TASK OBJECTIVE:
Beneath this task is a listing. State how many of its lines include the string "Guha", giving nothing but the number.

SUPPLIED RECORDS:
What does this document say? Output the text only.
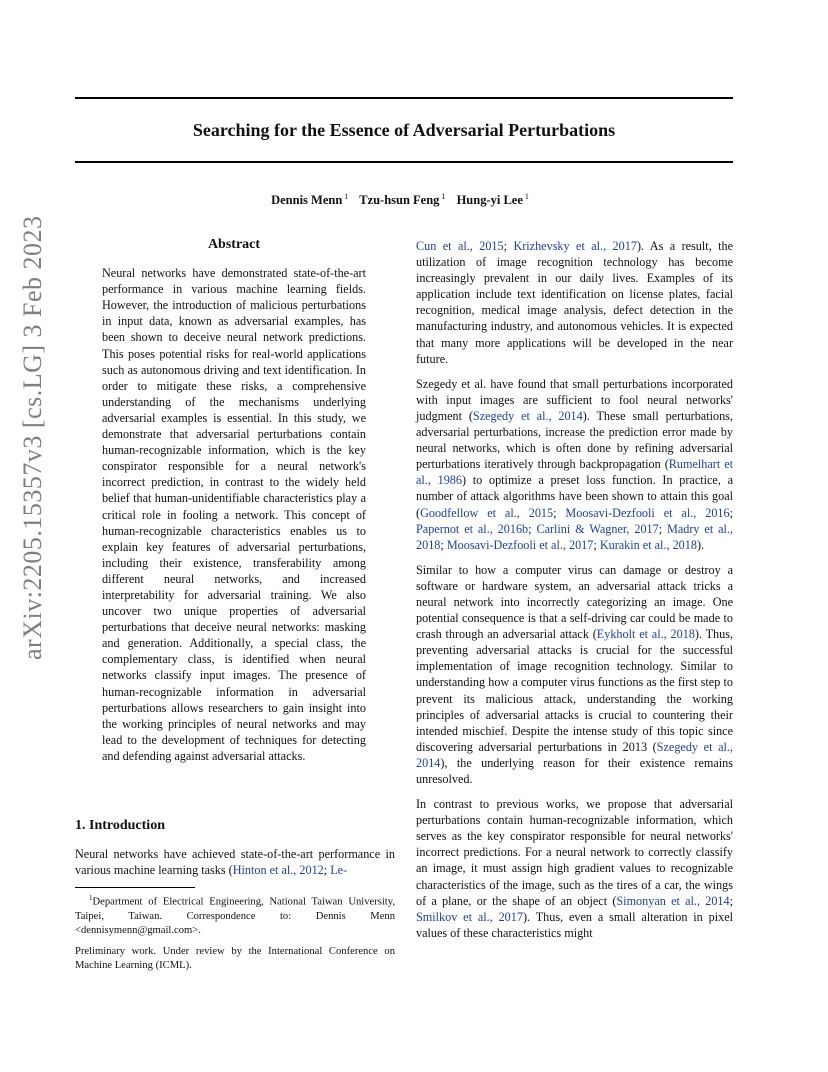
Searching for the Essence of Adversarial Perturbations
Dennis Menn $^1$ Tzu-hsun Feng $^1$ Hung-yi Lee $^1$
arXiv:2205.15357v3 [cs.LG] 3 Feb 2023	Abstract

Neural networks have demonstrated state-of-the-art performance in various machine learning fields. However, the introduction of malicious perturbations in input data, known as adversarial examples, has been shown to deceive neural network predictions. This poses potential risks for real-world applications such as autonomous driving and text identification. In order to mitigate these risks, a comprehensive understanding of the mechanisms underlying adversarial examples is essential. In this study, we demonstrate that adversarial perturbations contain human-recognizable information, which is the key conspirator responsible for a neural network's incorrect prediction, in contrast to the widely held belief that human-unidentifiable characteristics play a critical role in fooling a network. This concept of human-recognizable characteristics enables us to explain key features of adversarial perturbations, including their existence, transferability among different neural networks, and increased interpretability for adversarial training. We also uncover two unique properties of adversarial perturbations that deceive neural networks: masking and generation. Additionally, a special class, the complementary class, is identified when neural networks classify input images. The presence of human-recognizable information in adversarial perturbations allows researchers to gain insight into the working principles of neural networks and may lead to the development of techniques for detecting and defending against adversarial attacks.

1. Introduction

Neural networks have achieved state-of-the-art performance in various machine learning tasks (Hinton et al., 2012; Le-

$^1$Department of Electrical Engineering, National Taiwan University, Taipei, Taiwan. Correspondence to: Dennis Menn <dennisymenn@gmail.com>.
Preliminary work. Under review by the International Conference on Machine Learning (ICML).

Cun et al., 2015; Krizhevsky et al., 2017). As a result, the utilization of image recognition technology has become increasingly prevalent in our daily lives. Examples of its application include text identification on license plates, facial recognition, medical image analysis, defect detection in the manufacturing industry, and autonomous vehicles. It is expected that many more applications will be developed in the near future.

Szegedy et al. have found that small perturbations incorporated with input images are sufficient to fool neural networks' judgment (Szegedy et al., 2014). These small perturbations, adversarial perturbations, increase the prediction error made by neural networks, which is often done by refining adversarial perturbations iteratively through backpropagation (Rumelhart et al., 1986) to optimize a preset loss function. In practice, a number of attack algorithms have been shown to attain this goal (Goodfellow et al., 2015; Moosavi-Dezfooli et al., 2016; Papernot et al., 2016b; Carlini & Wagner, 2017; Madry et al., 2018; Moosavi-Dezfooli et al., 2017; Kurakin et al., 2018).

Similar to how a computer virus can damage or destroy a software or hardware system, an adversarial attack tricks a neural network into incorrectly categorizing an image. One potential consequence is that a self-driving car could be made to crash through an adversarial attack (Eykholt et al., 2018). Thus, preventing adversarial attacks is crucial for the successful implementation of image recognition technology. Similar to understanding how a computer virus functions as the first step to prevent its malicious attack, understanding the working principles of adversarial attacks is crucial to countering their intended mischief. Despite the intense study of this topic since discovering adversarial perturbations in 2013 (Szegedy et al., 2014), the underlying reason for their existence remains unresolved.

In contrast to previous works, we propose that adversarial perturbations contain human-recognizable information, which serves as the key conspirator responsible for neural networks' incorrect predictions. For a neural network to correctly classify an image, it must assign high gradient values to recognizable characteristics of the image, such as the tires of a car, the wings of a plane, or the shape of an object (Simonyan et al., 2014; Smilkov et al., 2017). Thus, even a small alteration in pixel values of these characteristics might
==
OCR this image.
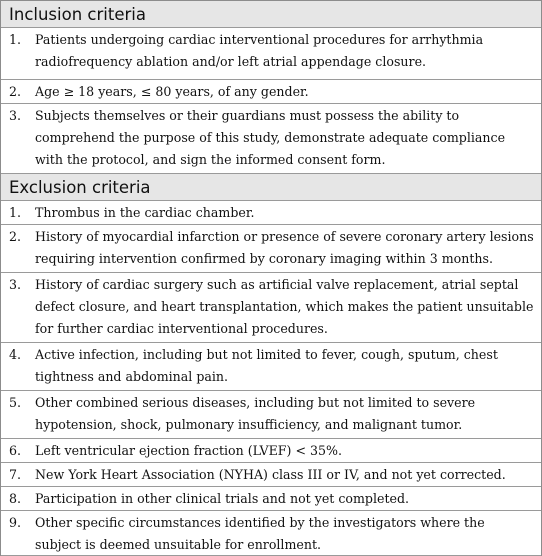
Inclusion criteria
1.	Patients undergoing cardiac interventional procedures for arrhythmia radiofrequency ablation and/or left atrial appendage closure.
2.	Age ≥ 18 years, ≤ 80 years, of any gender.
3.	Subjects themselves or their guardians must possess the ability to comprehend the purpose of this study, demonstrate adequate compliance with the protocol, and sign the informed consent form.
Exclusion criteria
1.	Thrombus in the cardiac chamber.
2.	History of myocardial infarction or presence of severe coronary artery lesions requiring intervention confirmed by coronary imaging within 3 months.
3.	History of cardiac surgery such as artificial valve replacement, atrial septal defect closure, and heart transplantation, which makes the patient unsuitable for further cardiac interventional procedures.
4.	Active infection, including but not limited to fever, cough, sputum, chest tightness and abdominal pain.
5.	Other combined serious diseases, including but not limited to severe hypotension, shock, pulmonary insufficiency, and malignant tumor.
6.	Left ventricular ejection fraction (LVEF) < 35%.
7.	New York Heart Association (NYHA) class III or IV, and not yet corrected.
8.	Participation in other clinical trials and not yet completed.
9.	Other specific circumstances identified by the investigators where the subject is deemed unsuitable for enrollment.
--
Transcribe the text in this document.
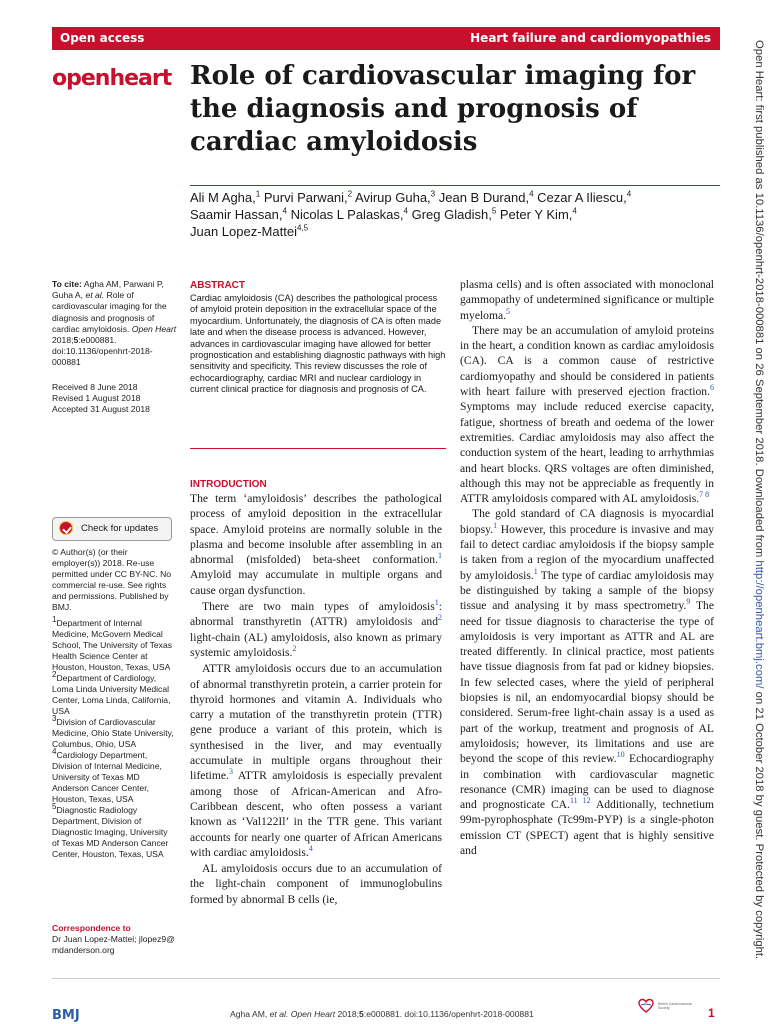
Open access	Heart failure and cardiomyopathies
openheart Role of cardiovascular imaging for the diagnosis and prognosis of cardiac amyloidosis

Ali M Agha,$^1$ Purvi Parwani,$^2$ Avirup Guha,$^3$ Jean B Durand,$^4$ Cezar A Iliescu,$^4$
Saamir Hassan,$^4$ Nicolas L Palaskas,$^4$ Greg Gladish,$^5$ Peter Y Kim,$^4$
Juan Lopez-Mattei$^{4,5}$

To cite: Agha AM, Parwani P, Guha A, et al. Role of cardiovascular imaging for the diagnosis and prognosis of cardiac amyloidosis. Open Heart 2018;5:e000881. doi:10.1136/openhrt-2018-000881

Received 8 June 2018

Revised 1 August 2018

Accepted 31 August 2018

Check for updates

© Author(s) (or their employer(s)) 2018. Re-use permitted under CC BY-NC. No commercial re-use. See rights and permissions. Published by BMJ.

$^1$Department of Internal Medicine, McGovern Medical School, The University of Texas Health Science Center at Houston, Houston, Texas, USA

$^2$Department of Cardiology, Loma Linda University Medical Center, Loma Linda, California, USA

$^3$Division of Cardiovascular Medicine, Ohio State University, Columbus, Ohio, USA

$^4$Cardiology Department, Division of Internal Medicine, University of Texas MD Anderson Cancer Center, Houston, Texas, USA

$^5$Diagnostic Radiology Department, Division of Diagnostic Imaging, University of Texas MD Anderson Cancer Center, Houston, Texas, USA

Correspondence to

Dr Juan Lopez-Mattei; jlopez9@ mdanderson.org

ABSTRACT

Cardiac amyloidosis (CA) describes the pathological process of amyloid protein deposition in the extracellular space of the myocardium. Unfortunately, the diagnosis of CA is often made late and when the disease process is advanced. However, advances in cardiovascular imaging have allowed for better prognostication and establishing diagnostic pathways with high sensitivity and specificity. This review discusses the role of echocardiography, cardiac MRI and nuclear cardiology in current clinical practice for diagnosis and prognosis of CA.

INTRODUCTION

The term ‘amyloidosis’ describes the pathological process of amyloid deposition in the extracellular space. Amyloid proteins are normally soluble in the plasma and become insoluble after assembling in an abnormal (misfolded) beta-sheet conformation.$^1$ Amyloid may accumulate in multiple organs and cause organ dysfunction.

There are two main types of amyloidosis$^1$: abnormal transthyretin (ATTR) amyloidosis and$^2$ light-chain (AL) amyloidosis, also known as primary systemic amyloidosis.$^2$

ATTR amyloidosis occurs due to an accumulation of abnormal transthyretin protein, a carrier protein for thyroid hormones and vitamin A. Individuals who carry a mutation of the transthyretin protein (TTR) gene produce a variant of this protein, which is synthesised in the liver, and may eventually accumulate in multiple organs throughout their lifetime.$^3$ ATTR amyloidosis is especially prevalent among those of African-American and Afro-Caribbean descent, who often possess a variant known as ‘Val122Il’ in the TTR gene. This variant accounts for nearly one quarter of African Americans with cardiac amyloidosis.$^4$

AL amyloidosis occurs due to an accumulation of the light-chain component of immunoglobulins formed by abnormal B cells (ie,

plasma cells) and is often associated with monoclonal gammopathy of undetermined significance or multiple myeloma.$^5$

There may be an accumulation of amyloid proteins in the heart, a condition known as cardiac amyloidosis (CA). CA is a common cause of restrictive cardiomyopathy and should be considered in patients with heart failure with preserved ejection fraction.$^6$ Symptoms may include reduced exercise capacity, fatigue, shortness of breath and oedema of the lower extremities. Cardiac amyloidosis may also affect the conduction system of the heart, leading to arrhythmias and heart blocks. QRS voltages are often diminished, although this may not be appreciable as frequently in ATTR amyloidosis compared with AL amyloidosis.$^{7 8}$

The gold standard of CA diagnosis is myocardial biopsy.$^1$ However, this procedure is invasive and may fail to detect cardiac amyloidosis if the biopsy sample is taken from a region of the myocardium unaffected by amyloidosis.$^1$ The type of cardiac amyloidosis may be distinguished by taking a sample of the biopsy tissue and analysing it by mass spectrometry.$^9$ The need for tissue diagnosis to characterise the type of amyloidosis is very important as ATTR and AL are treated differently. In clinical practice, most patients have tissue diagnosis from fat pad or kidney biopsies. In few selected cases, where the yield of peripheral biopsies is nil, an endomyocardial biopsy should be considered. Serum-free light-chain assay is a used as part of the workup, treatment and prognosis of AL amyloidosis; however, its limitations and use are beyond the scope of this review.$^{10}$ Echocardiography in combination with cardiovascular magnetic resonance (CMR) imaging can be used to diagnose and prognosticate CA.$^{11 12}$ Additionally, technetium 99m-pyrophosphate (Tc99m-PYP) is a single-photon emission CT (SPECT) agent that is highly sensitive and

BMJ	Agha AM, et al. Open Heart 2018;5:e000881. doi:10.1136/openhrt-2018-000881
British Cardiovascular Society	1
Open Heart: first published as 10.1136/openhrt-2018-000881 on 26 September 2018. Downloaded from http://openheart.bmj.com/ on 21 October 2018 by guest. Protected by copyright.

OUTPUT:
2